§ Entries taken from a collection

____

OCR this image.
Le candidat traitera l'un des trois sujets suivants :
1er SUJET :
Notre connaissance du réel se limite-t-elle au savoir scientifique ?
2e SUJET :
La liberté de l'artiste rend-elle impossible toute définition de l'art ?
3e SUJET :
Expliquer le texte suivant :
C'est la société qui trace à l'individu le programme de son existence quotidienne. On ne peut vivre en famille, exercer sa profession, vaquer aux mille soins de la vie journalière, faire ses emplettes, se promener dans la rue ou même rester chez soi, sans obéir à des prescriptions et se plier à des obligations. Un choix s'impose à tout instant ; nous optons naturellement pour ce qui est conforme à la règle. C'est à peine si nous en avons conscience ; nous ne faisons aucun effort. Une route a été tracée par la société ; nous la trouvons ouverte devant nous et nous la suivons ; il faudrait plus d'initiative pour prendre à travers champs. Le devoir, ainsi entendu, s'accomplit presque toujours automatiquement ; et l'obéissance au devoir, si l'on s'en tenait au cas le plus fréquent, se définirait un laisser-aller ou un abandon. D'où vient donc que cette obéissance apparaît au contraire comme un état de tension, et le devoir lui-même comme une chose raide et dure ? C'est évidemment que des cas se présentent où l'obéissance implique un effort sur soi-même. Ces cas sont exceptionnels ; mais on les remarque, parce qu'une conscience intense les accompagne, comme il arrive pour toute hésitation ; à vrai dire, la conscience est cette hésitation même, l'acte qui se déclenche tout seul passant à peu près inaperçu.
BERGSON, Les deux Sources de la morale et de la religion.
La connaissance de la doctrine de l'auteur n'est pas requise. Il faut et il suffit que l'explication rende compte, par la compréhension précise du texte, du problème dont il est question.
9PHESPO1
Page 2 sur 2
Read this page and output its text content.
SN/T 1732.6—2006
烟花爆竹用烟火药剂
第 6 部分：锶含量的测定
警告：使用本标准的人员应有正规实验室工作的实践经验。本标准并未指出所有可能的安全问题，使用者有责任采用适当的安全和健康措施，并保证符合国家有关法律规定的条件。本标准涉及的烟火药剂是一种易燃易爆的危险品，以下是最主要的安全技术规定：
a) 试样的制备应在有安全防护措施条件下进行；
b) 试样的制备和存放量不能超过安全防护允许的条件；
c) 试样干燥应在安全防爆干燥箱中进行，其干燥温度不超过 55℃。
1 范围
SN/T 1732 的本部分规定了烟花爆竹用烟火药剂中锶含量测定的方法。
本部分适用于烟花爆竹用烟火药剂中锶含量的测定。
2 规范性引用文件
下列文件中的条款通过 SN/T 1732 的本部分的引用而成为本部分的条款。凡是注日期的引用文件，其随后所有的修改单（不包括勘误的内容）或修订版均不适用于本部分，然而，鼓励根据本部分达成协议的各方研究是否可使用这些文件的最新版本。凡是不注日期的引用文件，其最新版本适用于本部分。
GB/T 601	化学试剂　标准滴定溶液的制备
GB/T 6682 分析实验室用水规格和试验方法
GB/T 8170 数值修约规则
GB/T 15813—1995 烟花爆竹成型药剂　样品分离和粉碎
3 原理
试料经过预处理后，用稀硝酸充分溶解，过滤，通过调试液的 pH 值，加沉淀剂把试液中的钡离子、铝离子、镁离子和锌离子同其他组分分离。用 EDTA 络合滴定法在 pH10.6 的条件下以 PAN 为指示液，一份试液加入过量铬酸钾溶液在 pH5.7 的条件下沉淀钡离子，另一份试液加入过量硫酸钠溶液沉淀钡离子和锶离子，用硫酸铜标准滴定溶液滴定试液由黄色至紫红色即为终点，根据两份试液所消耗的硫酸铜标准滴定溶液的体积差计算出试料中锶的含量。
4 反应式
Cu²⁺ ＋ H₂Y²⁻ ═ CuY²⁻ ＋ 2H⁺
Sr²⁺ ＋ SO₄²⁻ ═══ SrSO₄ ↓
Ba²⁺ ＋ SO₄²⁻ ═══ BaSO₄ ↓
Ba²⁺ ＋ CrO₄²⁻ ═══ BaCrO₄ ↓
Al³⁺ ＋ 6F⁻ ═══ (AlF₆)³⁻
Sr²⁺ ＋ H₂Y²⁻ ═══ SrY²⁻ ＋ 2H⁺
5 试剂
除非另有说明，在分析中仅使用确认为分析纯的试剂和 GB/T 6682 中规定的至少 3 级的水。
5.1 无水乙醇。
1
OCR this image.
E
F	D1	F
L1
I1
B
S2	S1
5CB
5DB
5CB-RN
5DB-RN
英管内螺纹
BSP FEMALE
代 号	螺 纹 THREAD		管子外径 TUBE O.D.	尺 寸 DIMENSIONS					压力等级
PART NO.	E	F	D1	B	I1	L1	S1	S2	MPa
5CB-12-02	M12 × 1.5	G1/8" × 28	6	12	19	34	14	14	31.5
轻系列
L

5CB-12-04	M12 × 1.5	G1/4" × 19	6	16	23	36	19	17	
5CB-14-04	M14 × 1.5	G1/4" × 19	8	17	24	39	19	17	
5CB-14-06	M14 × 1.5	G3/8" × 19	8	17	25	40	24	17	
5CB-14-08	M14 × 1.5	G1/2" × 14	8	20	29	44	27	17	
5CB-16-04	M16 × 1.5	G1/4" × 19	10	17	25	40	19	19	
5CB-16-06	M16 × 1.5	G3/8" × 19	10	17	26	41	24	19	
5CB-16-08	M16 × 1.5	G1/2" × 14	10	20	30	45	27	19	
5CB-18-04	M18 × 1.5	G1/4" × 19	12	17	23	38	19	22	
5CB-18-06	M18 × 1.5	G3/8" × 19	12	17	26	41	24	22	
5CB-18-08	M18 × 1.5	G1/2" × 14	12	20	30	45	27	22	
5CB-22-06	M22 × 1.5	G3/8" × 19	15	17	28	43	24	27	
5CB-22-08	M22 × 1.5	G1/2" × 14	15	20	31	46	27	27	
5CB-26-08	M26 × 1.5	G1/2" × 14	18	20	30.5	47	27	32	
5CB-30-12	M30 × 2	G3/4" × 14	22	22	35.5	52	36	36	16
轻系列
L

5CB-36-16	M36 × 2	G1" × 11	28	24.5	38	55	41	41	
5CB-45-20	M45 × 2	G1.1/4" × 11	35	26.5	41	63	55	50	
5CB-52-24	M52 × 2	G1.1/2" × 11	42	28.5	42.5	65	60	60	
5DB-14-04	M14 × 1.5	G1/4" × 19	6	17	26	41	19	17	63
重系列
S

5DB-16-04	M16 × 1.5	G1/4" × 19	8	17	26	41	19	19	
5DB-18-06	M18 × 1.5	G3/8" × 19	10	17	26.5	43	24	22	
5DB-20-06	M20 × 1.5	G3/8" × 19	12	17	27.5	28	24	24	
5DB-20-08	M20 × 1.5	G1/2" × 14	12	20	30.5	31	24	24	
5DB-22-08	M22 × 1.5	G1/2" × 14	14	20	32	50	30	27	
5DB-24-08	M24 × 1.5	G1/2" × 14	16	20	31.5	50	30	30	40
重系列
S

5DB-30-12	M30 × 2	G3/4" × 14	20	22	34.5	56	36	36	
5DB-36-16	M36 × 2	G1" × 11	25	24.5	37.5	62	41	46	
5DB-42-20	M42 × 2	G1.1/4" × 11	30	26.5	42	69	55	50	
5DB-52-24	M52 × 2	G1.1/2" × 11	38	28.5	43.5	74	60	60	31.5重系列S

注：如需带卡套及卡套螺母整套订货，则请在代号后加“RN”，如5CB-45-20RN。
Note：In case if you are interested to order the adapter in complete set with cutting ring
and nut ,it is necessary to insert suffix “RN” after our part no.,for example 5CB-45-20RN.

____

§ Short problem
Take the data above and return it exactly.

§ Output
OCR this image.
Le candidat traitera l'un des trois sujets suivants :
1er SUJET :
Notre connaissance du réel se limite-t-elle au savoir scientifique ?
2e SUJET :
La liberté de l'artiste rend-elle impossible toute définition de l'art ?
3e SUJET :
Expliquer le texte suivant :
C'est la société qui trace à l'individu le programme de son existence quotidienne. On ne peut vivre en famille, exercer sa profession, vaquer aux mille soins de la vie journalière, faire ses emplettes, se promener dans la rue ou même rester chez soi, sans obéir à des prescriptions et se plier à des obligations. Un choix s'impose à tout instant ; nous optons naturellement pour ce qui est conforme à la règle. C'est à peine si nous en avons conscience ; nous ne faisons aucun effort. Une route a été tracée par la société ; nous la trouvons ouverte devant nous et nous la suivons ; il faudrait plus d'initiative pour prendre à travers champs. Le devoir, ainsi entendu, s'accomplit presque toujours automatiquement ; et l'obéissance au devoir, si l'on s'en tenait au cas le plus fréquent, se définirait un laisser-aller ou un abandon. D'où vient donc que cette obéissance apparaît au contraire comme un état de tension, et le devoir lui-même comme une chose raide et dure ? C'est évidemment que des cas se présentent où l'obéissance implique un effort sur soi-même. Ces cas sont exceptionnels ; mais on les remarque, parce qu'une conscience intense les accompagne, comme il arrive pour toute hésitation ; à vrai dire, la conscience est cette hésitation même, l'acte qui se déclenche tout seul passant à peu près inaperçu.
BERGSON, Les deux Sources de la morale et de la religion.
La connaissance de la doctrine de l'auteur n'est pas requise. Il faut et il suffit que l'explication rende compte, par la compréhension précise du texte, du problème dont il est question.
9PHESPO1
Page 2 sur 2
Read this page and output its text content.
SN/T 1732.6—2006
烟花爆竹用烟火药剂
第 6 部分：锶含量的测定
警告：使用本标准的人员应有正规实验室工作的实践经验。本标准并未指出所有可能的安全问题，使用者有责任采用适当的安全和健康措施，并保证符合国家有关法律规定的条件。本标准涉及的烟火药剂是一种易燃易爆的危险品，以下是最主要的安全技术规定：
a) 试样的制备应在有安全防护措施条件下进行；
b) 试样的制备和存放量不能超过安全防护允许的条件；
c) 试样干燥应在安全防爆干燥箱中进行，其干燥温度不超过 55℃。
1 范围
SN/T 1732 的本部分规定了烟花爆竹用烟火药剂中锶含量测定的方法。
本部分适用于烟花爆竹用烟火药剂中锶含量的测定。
2 规范性引用文件
下列文件中的条款通过 SN/T 1732 的本部分的引用而成为本部分的条款。凡是注日期的引用文件，其随后所有的修改单（不包括勘误的内容）或修订版均不适用于本部分，然而，鼓励根据本部分达成协议的各方研究是否可使用这些文件的最新版本。凡是不注日期的引用文件，其最新版本适用于本部分。
GB/T 601	化学试剂　标准滴定溶液的制备
GB/T 6682 分析实验室用水规格和试验方法
GB/T 8170 数值修约规则
GB/T 15813—1995 烟花爆竹成型药剂　样品分离和粉碎
3 原理
试料经过预处理后，用稀硝酸充分溶解，过滤，通过调试液的 pH 值，加沉淀剂把试液中的钡离子、铝离子、镁离子和锌离子同其他组分分离。用 EDTA 络合滴定法在 pH10.6 的条件下以 PAN 为指示液，一份试液加入过量铬酸钾溶液在 pH5.7 的条件下沉淀钡离子，另一份试液加入过量硫酸钠溶液沉淀钡离子和锶离子，用硫酸铜标准滴定溶液滴定试液由黄色至紫红色即为终点，根据两份试液所消耗的硫酸铜标准滴定溶液的体积差计算出试料中锶的含量。
4 反应式
Cu²⁺ ＋ H₂Y²⁻ ═ CuY²⁻ ＋ 2H⁺
Sr²⁺ ＋ SO₄²⁻ ═══ SrSO₄ ↓
Ba²⁺ ＋ SO₄²⁻ ═══ BaSO₄ ↓
Ba²⁺ ＋ CrO₄²⁻ ═══ BaCrO₄ ↓
Al³⁺ ＋ 6F⁻ ═══ (AlF₆)³⁻
Sr²⁺ ＋ H₂Y²⁻ ═══ SrY²⁻ ＋ 2H⁺
5 试剂
除非另有说明，在分析中仅使用确认为分析纯的试剂和 GB/T 6682 中规定的至少 3 级的水。
5.1 无水乙醇。
1
OCR this image.
E
F	D1	F
L1
I1
B
S2	S1
5CB
5DB
5CB-RN
5DB-RN
英管内螺纹
BSP FEMALE
代 号	螺 纹 THREAD		管子外径 TUBE O.D.	尺 寸 DIMENSIONS					压力等级
PART NO.	E	F	D1	B	I1	L1	S1	S2	MPa
5CB-12-02	M12 × 1.5	G1/8" × 28	6	12	19	34	14	14	31.5
轻系列
L

5CB-12-04	M12 × 1.5	G1/4" × 19	6	16	23	36	19	17	
5CB-14-04	M14 × 1.5	G1/4" × 19	8	17	24	39	19	17	
5CB-14-06	M14 × 1.5	G3/8" × 19	8	17	25	40	24	17	
5CB-14-08	M14 × 1.5	G1/2" × 14	8	20	29	44	27	17	
5CB-16-04	M16 × 1.5	G1/4" × 19	10	17	25	40	19	19	
5CB-16-06	M16 × 1.5	G3/8" × 19	10	17	26	41	24	19	
5CB-16-08	M16 × 1.5	G1/2" × 14	10	20	30	45	27	19	
5CB-18-04	M18 × 1.5	G1/4" × 19	12	17	23	38	19	22	
5CB-18-06	M18 × 1.5	G3/8" × 19	12	17	26	41	24	22	
5CB-18-08	M18 × 1.5	G1/2" × 14	12	20	30	45	27	22	
5CB-22-06	M22 × 1.5	G3/8" × 19	15	17	28	43	24	27	
5CB-22-08	M22 × 1.5	G1/2" × 14	15	20	31	46	27	27	
5CB-26-08	M26 × 1.5	G1/2" × 14	18	20	30.5	47	27	32	
5CB-30-12	M30 × 2	G3/4" × 14	22	22	35.5	52	36	36	16
轻系列
L

5CB-36-16	M36 × 2	G1" × 11	28	24.5	38	55	41	41	
5CB-45-20	M45 × 2	G1.1/4" × 11	35	26.5	41	63	55	50	
5CB-52-24	M52 × 2	G1.1/2" × 11	42	28.5	42.5	65	60	60	
5DB-14-04	M14 × 1.5	G1/4" × 19	6	17	26	41	19	17	63
重系列
S

5DB-16-04	M16 × 1.5	G1/4" × 19	8	17	26	41	19	19	
5DB-18-06	M18 × 1.5	G3/8" × 19	10	17	26.5	43	24	22	
5DB-20-06	M20 × 1.5	G3/8" × 19	12	17	27.5	28	24	24	
5DB-20-08	M20 × 1.5	G1/2" × 14	12	20	30.5	31	24	24	
5DB-22-08	M22 × 1.5	G1/2" × 14	14	20	32	50	30	27	
5DB-24-08	M24 × 1.5	G1/2" × 14	16	20	31.5	50	30	30	40
重系列
S

5DB-30-12	M30 × 2	G3/4" × 14	20	22	34.5	56	36	36	
5DB-36-16	M36 × 2	G1" × 11	25	24.5	37.5	62	41	46	
5DB-42-20	M42 × 2	G1.1/4" × 11	30	26.5	42	69	55	50	
5DB-52-24	M52 × 2	G1.1/2" × 11	38	28.5	43.5	74	60	60	31.5重系列S

注：如需带卡套及卡套螺母整套订货，则请在代号后加“RN”，如5CB-45-20RN。
Note：In case if you are interested to order the adapter in complete set with cutting ring
and nut ,it is necessary to insert suffix “RN” after our part no.,for example 5CB-45-20RN.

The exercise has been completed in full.